◆ Directive:
Repeat the lines below word for word, starting at the line containing "- undo-button[interactable]: ↺: [0, 497, 60, 533]" and ending at the line containing "- lightbulb-icon: [78, 503, 102, 527]", both included.

(Stored entries)
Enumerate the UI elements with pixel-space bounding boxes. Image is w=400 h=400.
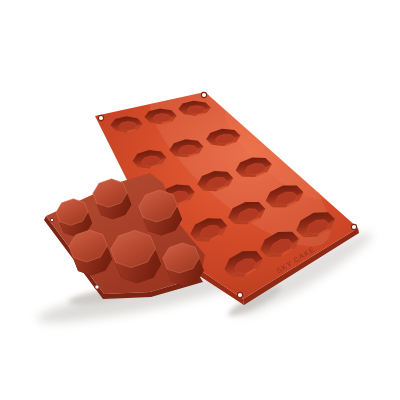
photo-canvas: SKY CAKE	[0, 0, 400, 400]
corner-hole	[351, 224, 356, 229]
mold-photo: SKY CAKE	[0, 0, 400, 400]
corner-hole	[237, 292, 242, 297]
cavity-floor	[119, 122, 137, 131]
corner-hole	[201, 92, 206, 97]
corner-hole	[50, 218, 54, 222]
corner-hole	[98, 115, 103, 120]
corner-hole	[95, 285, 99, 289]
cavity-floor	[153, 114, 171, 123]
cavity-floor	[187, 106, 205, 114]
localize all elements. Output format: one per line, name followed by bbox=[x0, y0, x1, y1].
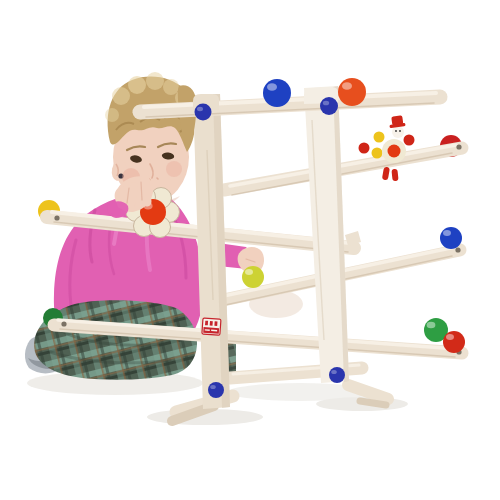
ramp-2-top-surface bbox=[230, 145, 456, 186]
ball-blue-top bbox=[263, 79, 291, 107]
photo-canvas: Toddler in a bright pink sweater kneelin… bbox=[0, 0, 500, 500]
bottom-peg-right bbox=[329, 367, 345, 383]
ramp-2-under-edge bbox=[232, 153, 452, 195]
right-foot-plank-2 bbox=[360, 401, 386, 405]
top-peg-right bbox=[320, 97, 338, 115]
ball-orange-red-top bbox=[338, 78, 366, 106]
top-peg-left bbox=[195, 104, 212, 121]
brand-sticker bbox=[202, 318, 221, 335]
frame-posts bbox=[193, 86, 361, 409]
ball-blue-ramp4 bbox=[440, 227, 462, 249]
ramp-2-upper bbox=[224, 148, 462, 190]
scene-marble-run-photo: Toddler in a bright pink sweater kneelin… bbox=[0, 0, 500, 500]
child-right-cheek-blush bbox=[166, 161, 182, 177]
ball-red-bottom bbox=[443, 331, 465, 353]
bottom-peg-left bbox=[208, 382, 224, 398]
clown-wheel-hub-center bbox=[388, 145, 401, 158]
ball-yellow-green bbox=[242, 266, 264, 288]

--

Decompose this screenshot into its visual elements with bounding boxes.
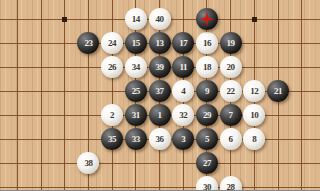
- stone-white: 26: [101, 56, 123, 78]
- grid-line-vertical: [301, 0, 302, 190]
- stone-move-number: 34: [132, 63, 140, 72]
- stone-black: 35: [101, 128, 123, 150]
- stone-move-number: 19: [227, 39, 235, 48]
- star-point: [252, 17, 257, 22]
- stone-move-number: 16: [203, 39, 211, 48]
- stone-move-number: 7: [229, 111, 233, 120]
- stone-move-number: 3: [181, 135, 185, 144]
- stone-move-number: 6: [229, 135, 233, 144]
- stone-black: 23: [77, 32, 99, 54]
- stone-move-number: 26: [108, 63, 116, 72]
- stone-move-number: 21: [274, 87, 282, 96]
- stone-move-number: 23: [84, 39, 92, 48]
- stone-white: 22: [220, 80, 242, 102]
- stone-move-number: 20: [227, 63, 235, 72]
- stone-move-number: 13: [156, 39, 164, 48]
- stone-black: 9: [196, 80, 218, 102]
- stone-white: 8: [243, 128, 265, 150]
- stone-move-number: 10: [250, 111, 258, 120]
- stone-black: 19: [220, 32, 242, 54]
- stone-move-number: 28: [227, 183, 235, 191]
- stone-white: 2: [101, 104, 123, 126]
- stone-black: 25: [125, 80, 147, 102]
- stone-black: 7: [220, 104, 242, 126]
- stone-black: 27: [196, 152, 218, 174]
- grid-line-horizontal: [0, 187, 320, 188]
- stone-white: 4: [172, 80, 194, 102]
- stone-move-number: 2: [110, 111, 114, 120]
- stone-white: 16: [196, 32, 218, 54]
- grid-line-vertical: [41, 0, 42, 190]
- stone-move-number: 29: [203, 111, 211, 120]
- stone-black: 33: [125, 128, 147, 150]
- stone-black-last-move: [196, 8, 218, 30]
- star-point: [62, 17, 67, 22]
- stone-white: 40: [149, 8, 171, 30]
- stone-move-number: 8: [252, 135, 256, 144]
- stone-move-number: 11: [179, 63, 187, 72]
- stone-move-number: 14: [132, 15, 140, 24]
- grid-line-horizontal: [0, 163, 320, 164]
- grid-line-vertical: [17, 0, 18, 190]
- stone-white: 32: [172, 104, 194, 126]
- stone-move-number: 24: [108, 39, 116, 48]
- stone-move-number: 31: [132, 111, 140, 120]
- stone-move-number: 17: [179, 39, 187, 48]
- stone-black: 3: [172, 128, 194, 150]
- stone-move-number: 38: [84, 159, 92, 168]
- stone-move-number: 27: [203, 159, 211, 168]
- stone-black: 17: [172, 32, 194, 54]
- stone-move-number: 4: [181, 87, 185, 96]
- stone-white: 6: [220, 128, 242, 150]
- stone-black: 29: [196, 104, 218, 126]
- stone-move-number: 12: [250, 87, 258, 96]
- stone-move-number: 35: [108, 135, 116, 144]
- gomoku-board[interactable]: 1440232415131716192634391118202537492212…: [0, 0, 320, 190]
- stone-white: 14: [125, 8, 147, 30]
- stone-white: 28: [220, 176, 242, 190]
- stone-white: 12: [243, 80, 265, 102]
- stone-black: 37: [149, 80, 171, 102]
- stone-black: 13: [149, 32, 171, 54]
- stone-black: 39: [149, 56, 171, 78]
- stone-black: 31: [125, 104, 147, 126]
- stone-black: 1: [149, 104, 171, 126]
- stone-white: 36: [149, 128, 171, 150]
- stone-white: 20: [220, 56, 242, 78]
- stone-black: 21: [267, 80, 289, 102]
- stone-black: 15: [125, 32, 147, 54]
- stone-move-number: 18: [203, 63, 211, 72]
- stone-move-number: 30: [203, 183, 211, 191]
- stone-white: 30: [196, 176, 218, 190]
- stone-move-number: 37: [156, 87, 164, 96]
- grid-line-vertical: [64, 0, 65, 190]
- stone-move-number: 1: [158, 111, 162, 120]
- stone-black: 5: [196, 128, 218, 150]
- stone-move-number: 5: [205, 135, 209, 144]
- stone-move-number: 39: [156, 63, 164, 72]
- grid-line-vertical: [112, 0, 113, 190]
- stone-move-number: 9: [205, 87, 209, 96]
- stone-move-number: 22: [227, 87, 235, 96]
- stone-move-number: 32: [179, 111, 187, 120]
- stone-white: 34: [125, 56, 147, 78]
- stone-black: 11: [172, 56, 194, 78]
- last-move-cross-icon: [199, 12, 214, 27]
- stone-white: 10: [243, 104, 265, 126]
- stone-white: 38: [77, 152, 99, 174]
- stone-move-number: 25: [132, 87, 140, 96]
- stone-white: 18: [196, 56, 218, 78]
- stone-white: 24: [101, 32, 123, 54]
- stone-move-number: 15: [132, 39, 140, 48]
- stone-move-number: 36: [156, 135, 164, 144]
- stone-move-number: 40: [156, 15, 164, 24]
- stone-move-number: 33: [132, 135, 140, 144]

...

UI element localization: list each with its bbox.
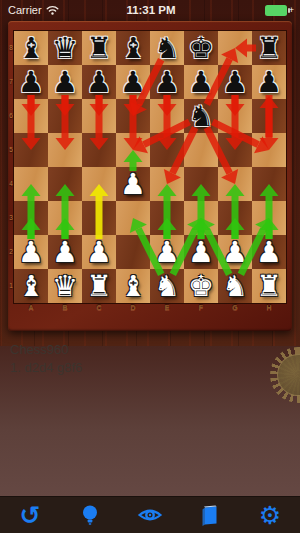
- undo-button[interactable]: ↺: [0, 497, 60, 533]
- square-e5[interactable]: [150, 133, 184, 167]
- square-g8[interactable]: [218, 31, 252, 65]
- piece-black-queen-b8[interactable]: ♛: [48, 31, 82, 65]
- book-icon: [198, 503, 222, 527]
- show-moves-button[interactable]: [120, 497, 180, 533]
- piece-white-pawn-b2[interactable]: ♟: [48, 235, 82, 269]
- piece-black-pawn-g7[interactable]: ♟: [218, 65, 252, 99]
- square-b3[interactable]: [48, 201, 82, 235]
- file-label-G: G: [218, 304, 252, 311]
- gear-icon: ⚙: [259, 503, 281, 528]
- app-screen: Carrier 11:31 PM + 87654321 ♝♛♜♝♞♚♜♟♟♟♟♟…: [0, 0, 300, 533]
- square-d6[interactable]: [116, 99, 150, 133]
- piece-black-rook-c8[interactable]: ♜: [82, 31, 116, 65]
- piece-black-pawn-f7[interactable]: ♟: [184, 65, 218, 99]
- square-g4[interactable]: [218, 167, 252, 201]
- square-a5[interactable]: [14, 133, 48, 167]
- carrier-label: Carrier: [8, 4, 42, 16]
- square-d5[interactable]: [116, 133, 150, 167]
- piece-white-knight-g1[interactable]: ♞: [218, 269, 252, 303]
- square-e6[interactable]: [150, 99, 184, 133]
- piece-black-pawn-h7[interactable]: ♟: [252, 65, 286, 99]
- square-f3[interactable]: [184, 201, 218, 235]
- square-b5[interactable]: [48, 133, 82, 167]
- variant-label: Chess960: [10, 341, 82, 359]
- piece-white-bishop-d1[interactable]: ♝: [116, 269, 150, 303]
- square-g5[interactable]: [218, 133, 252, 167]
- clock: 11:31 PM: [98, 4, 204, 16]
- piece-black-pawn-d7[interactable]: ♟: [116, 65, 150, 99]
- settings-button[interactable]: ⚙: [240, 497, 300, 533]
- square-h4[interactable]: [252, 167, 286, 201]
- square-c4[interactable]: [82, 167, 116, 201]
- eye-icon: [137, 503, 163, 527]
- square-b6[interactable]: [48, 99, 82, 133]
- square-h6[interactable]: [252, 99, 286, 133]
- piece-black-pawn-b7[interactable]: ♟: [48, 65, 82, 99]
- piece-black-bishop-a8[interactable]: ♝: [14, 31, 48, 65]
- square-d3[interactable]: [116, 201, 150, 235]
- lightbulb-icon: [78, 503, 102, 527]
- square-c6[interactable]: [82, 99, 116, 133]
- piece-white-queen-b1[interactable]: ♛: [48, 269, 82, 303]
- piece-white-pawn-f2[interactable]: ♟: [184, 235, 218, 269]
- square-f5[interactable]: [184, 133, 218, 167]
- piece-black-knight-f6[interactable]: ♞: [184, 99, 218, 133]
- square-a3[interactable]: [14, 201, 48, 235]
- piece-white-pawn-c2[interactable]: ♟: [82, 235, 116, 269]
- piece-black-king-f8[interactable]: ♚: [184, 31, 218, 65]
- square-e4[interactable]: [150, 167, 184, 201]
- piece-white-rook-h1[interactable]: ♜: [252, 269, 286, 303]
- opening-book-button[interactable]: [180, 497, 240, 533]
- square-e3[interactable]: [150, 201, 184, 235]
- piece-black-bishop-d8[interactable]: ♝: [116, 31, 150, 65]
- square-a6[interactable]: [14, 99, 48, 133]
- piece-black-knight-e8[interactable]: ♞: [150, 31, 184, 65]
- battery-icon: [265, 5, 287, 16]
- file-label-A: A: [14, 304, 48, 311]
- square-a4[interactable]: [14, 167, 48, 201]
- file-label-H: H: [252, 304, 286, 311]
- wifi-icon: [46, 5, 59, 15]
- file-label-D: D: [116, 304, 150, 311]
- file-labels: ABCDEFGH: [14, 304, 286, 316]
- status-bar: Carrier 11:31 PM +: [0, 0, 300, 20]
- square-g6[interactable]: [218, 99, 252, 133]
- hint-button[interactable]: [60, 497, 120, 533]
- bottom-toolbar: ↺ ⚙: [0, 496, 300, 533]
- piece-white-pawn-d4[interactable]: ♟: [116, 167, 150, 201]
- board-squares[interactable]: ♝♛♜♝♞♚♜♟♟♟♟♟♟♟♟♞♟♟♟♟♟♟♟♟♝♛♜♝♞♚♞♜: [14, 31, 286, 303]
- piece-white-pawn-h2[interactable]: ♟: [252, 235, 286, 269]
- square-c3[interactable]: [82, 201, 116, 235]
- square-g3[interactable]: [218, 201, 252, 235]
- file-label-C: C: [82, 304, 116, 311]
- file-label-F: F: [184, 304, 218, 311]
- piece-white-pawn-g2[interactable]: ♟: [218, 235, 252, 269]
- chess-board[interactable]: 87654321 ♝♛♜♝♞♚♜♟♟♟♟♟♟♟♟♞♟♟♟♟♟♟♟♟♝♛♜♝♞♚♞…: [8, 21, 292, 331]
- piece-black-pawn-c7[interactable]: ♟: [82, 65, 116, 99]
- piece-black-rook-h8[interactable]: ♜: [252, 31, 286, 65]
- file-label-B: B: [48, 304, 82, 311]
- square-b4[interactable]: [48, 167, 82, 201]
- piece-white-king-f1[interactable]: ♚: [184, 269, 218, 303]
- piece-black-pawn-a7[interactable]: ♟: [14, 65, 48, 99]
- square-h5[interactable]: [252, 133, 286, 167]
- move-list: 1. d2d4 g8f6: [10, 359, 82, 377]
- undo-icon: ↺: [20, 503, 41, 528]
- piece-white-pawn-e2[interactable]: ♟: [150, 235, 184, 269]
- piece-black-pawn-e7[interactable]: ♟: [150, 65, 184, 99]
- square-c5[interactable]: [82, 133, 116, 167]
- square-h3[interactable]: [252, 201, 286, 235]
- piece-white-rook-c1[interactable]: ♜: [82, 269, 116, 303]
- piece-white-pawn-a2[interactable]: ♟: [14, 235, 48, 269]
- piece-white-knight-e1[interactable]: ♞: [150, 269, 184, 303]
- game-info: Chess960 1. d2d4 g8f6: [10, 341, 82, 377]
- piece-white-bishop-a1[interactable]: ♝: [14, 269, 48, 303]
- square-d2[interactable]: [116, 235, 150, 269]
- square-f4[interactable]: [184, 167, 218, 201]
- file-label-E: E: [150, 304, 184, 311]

◆ Final result:
- undo-button[interactable]: ↺: [0, 497, 60, 533]
- square-e5[interactable]: [150, 133, 184, 167]
- square-g8[interactable]: [218, 31, 252, 65]
- piece-black-queen-b8[interactable]: ♛: [48, 31, 82, 65]
- book-icon: [198, 503, 222, 527]
- show-moves-button[interactable]: [120, 497, 180, 533]
- piece-white-pawn-b2[interactable]: ♟: [48, 235, 82, 269]
- piece-black-pawn-g7[interactable]: ♟: [218, 65, 252, 99]
- square-b3[interactable]: [48, 201, 82, 235]
- file-label-G: G: [218, 304, 252, 311]
- gear-icon: ⚙: [259, 503, 281, 528]
- app-screen: Carrier 11:31 PM + 87654321 ♝♛♜♝♞♚♜♟♟♟♟♟…: [0, 0, 300, 533]
- square-d6[interactable]: [116, 99, 150, 133]
- piece-black-rook-c8[interactable]: ♜: [82, 31, 116, 65]
- piece-black-pawn-f7[interactable]: ♟: [184, 65, 218, 99]
- square-g4[interactable]: [218, 167, 252, 201]
- square-a5[interactable]: [14, 133, 48, 167]
- carrier-label: Carrier: [8, 4, 42, 16]
- square-d5[interactable]: [116, 133, 150, 167]
- piece-white-knight-g1[interactable]: ♞: [218, 269, 252, 303]
- square-e6[interactable]: [150, 99, 184, 133]
- piece-black-pawn-h7[interactable]: ♟: [252, 65, 286, 99]
- square-f3[interactable]: [184, 201, 218, 235]
- square-b5[interactable]: [48, 133, 82, 167]
- variant-label: Chess960: [10, 341, 82, 359]
- piece-white-bishop-d1[interactable]: ♝: [116, 269, 150, 303]
- square-g5[interactable]: [218, 133, 252, 167]
- clock: 11:31 PM: [98, 4, 204, 16]
- piece-black-pawn-d7[interactable]: ♟: [116, 65, 150, 99]
- settings-button[interactable]: ⚙: [240, 497, 300, 533]
- square-h4[interactable]: [252, 167, 286, 201]
- square-c4[interactable]: [82, 167, 116, 201]
- eye-icon: [137, 503, 163, 527]
- square-b6[interactable]: [48, 99, 82, 133]
- square-h6[interactable]: [252, 99, 286, 133]
- piece-black-pawn-b7[interactable]: ♟: [48, 65, 82, 99]
- piece-black-bishop-a8[interactable]: ♝: [14, 31, 48, 65]
- square-d3[interactable]: [116, 201, 150, 235]
- lightbulb-icon: [78, 503, 102, 527]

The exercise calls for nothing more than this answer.